[Your instructions]
Going through the material below, please gather all lines with the word "deciles" in them.

— Start Input records —

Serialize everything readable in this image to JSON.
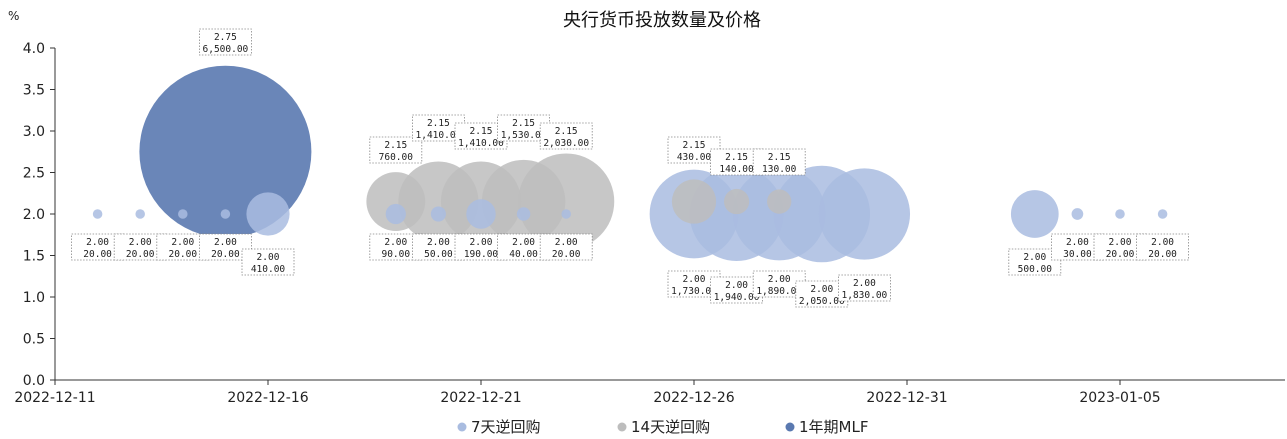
{
  "chart_data": {
    "type": "bubble",
    "title": "央行货币投放数量及价格",
    "ylabel": "%",
    "xlabel": "",
    "ylim": [
      0,
      4.0
    ],
    "yticks": [
      "0.0",
      "0.5",
      "1.0",
      "1.5",
      "2.0",
      "2.5",
      "3.0",
      "3.5",
      "4.0"
    ],
    "xlim": [
      "2022-12-11",
      "2023-01-09"
    ],
    "xticks": [
      "2022-12-11",
      "2022-12-16",
      "2022-12-21",
      "2022-12-26",
      "2022-12-31",
      "2023-01-05"
    ],
    "legend": "bottom",
    "grid": false,
    "series": [
      {
        "name": "7天逆回购",
        "color": "#a9bce0",
        "points": [
          {
            "date": "2022-12-12",
            "rate": 2.0,
            "rate_label": "2.00",
            "amount": 20,
            "amount_label": "20.00"
          },
          {
            "date": "2022-12-13",
            "rate": 2.0,
            "rate_label": "2.00",
            "amount": 20,
            "amount_label": "20.00"
          },
          {
            "date": "2022-12-14",
            "rate": 2.0,
            "rate_label": "2.00",
            "amount": 20,
            "amount_label": "20.00"
          },
          {
            "date": "2022-12-15",
            "rate": 2.0,
            "rate_label": "2.00",
            "amount": 20,
            "amount_label": "20.00"
          },
          {
            "date": "2022-12-16",
            "rate": 2.0,
            "rate_label": "2.00",
            "amount": 410,
            "amount_label": "410.00"
          },
          {
            "date": "2022-12-19",
            "rate": 2.0,
            "rate_label": "2.00",
            "amount": 90,
            "amount_label": "90.00"
          },
          {
            "date": "2022-12-20",
            "rate": 2.0,
            "rate_label": "2.00",
            "amount": 50,
            "amount_label": "50.00"
          },
          {
            "date": "2022-12-21",
            "rate": 2.0,
            "rate_label": "2.00",
            "amount": 190,
            "amount_label": "190.00"
          },
          {
            "date": "2022-12-22",
            "rate": 2.0,
            "rate_label": "2.00",
            "amount": 40,
            "amount_label": "40.00"
          },
          {
            "date": "2022-12-23",
            "rate": 2.0,
            "rate_label": "2.00",
            "amount": 20,
            "amount_label": "20.00"
          },
          {
            "date": "2022-12-26",
            "rate": 2.0,
            "rate_label": "2.00",
            "amount": 1730,
            "amount_label": "1,730.00"
          },
          {
            "date": "2022-12-27",
            "rate": 2.0,
            "rate_label": "2.00",
            "amount": 1940,
            "amount_label": "1,940.00"
          },
          {
            "date": "2022-12-28",
            "rate": 2.0,
            "rate_label": "2.00",
            "amount": 1890,
            "amount_label": "1,890.00"
          },
          {
            "date": "2022-12-29",
            "rate": 2.0,
            "rate_label": "2.00",
            "amount": 2050,
            "amount_label": "2,050.00"
          },
          {
            "date": "2022-12-30",
            "rate": 2.0,
            "rate_label": "2.00",
            "amount": 1830,
            "amount_label": "1,830.00"
          },
          {
            "date": "2023-01-03",
            "rate": 2.0,
            "rate_label": "2.00",
            "amount": 500,
            "amount_label": "500.00"
          },
          {
            "date": "2023-01-04",
            "rate": 2.0,
            "rate_label": "2.00",
            "amount": 30,
            "amount_label": "30.00"
          },
          {
            "date": "2023-01-05",
            "rate": 2.0,
            "rate_label": "2.00",
            "amount": 20,
            "amount_label": "20.00"
          },
          {
            "date": "2023-01-06",
            "rate": 2.0,
            "rate_label": "2.00",
            "amount": 20,
            "amount_label": "20.00"
          }
        ]
      },
      {
        "name": "14天逆回购",
        "color": "#bdbdbd",
        "points": [
          {
            "date": "2022-12-19",
            "rate": 2.15,
            "rate_label": "2.15",
            "amount": 760,
            "amount_label": "760.00"
          },
          {
            "date": "2022-12-20",
            "rate": 2.15,
            "rate_label": "2.15",
            "amount": 1410,
            "amount_label": "1,410.00"
          },
          {
            "date": "2022-12-21",
            "rate": 2.15,
            "rate_label": "2.15",
            "amount": 1410,
            "amount_label": "1,410.00"
          },
          {
            "date": "2022-12-22",
            "rate": 2.15,
            "rate_label": "2.15",
            "amount": 1530,
            "amount_label": "1,530.00"
          },
          {
            "date": "2022-12-23",
            "rate": 2.15,
            "rate_label": "2.15",
            "amount": 2030,
            "amount_label": "2,030.00"
          },
          {
            "date": "2022-12-26",
            "rate": 2.15,
            "rate_label": "2.15",
            "amount": 430,
            "amount_label": "430.00"
          },
          {
            "date": "2022-12-27",
            "rate": 2.15,
            "rate_label": "2.15",
            "amount": 140,
            "amount_label": "140.00"
          },
          {
            "date": "2022-12-28",
            "rate": 2.15,
            "rate_label": "2.15",
            "amount": 130,
            "amount_label": "130.00"
          }
        ]
      },
      {
        "name": "1年期MLF",
        "color": "#5a79b0",
        "points": [
          {
            "date": "2022-12-15",
            "rate": 2.75,
            "rate_label": "2.75",
            "amount": 6500,
            "amount_label": "6,500.00"
          }
        ]
      }
    ]
  }
}
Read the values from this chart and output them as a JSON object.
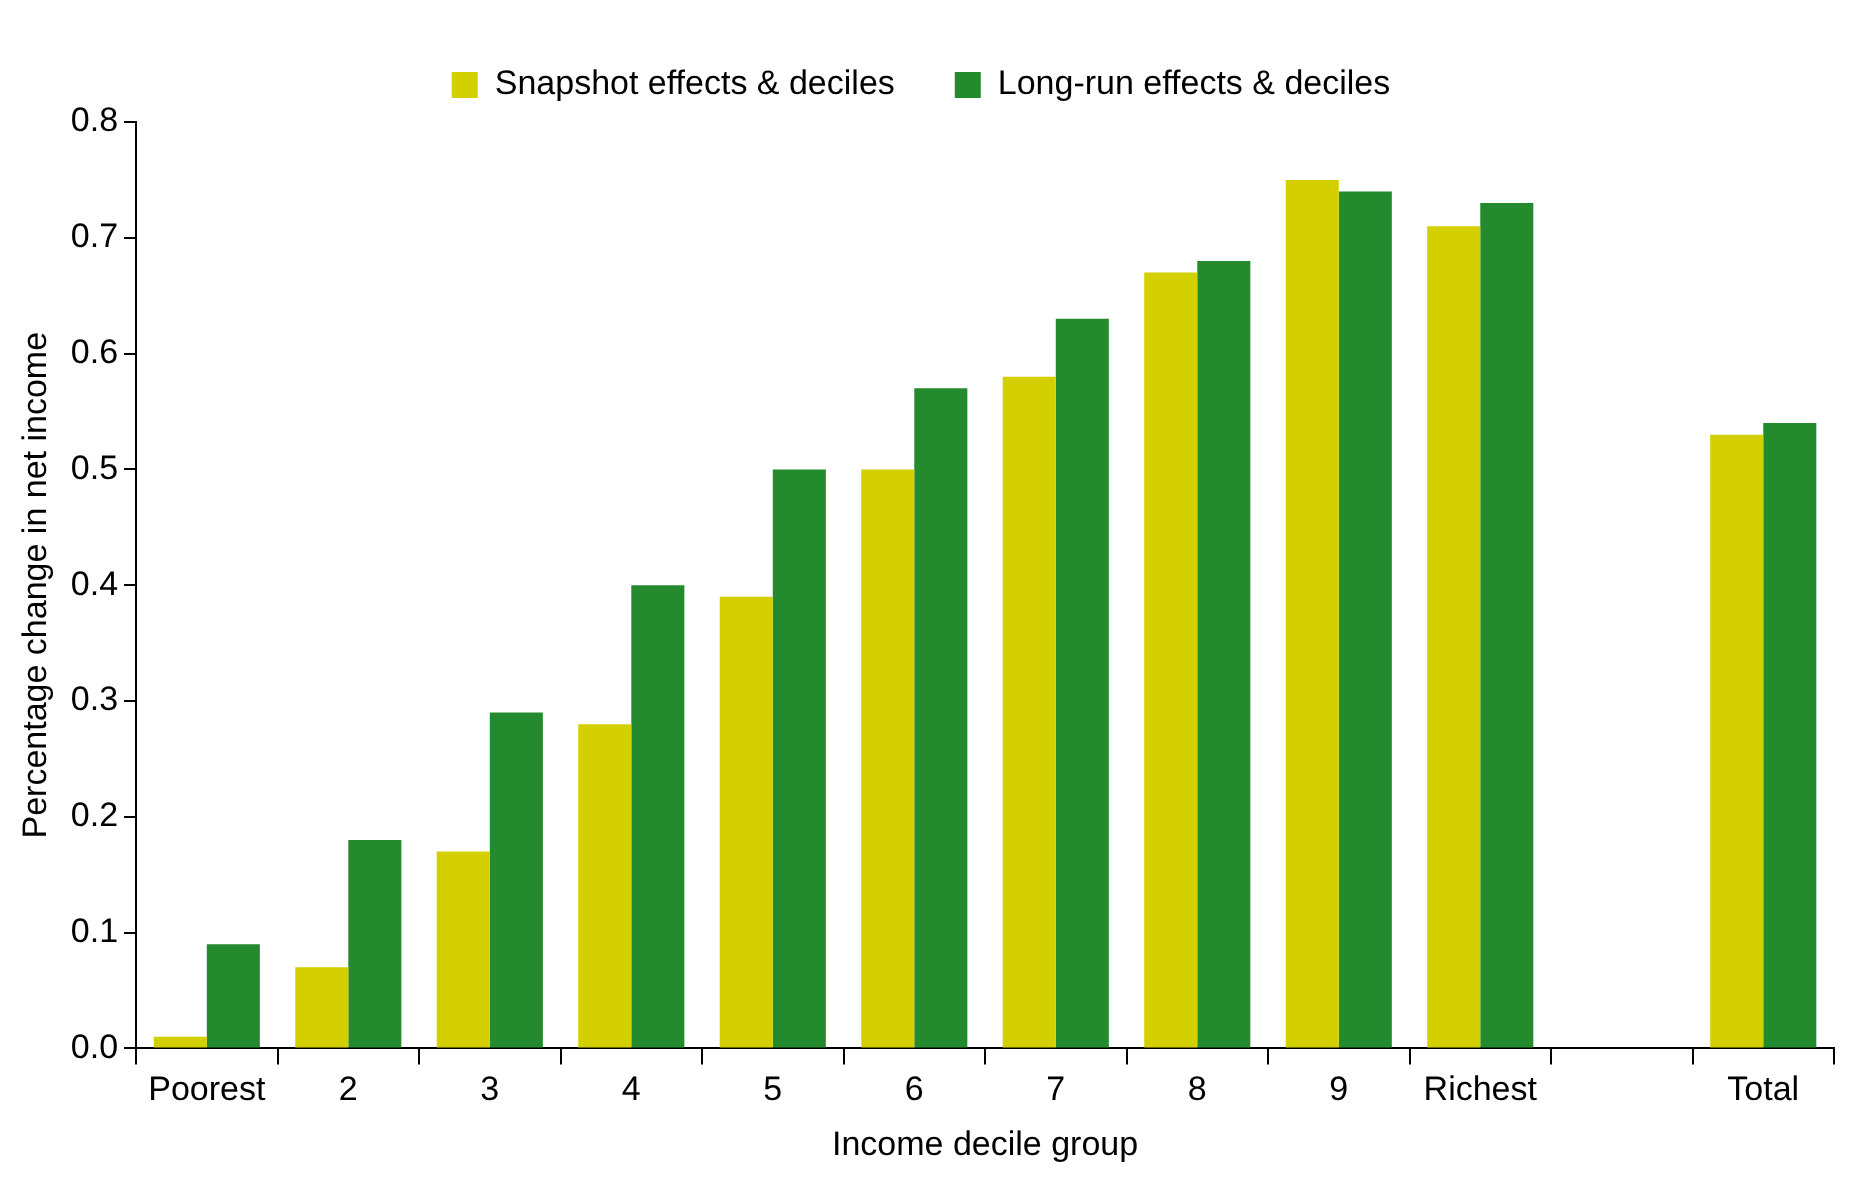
{
  "chart_data": {
    "type": "bar",
    "xlabel": "Income decile group",
    "ylabel": "Percentage change in net income",
    "categories": [
      "Poorest",
      "2",
      "3",
      "4",
      "5",
      "6",
      "7",
      "8",
      "9",
      "Richest",
      null,
      "Total"
    ],
    "series": [
      {
        "name": "Snapshot effects & deciles",
        "color": "#d4d000",
        "values": [
          0.01,
          0.07,
          0.17,
          0.28,
          0.39,
          0.5,
          0.58,
          0.67,
          0.75,
          0.71,
          null,
          0.53
        ]
      },
      {
        "name": "Long-run effects & deciles",
        "color": "#248a2e",
        "values": [
          0.09,
          0.18,
          0.29,
          0.4,
          0.5,
          0.57,
          0.63,
          0.68,
          0.74,
          0.73,
          null,
          0.54
        ]
      }
    ],
    "ylim": [
      0,
      0.8
    ],
    "yticks": [
      {
        "value": 0,
        "label": "0.0"
      },
      0.1,
      0.2,
      0.3,
      0.4,
      0.5,
      0.6,
      0.7,
      0.8
    ],
    "legend": "top"
  }
}
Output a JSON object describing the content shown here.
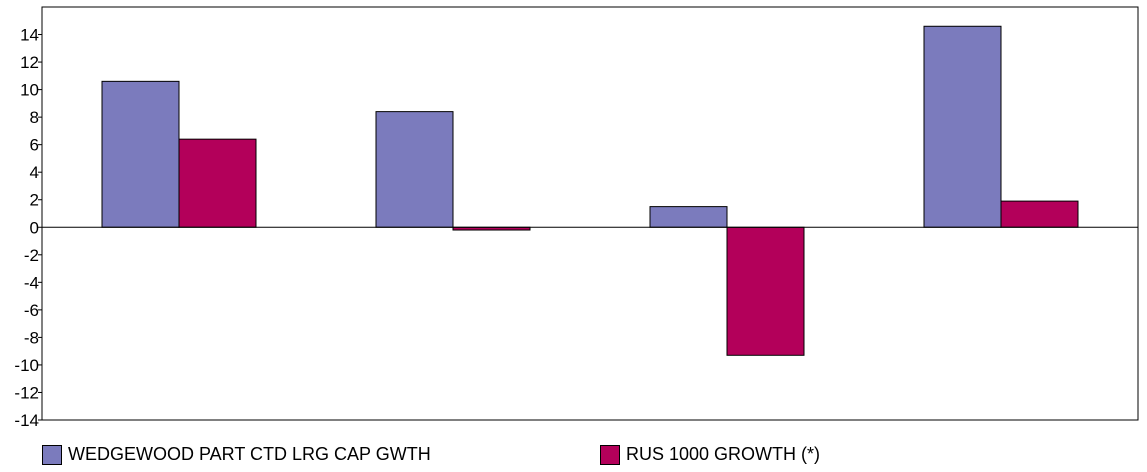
{
  "chart_data": {
    "type": "bar",
    "title": "",
    "xlabel": "",
    "ylabel": "",
    "categories": [
      "",
      "",
      "",
      ""
    ],
    "ylim": [
      -14,
      16
    ],
    "yticks": [
      14,
      12,
      10,
      8,
      6,
      4,
      2,
      0,
      -2,
      -4,
      -6,
      -8,
      -10,
      -12,
      -14
    ],
    "grid": false,
    "legend_position": "bottom",
    "series": [
      {
        "name": "WEDGEWOOD PART CTD LRG CAP GWTH",
        "color": "#7b7bbd",
        "values": [
          10.6,
          8.4,
          1.5,
          14.6
        ]
      },
      {
        "name": "RUS 1000 GROWTH (*)",
        "color": "#b3005a",
        "values": [
          6.4,
          -0.2,
          -9.3,
          1.9
        ]
      }
    ]
  }
}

— End Input records —

[Exercise answer]
        "name": "Snapshot effects & deciles",
        "name": "Long-run effects & deciles",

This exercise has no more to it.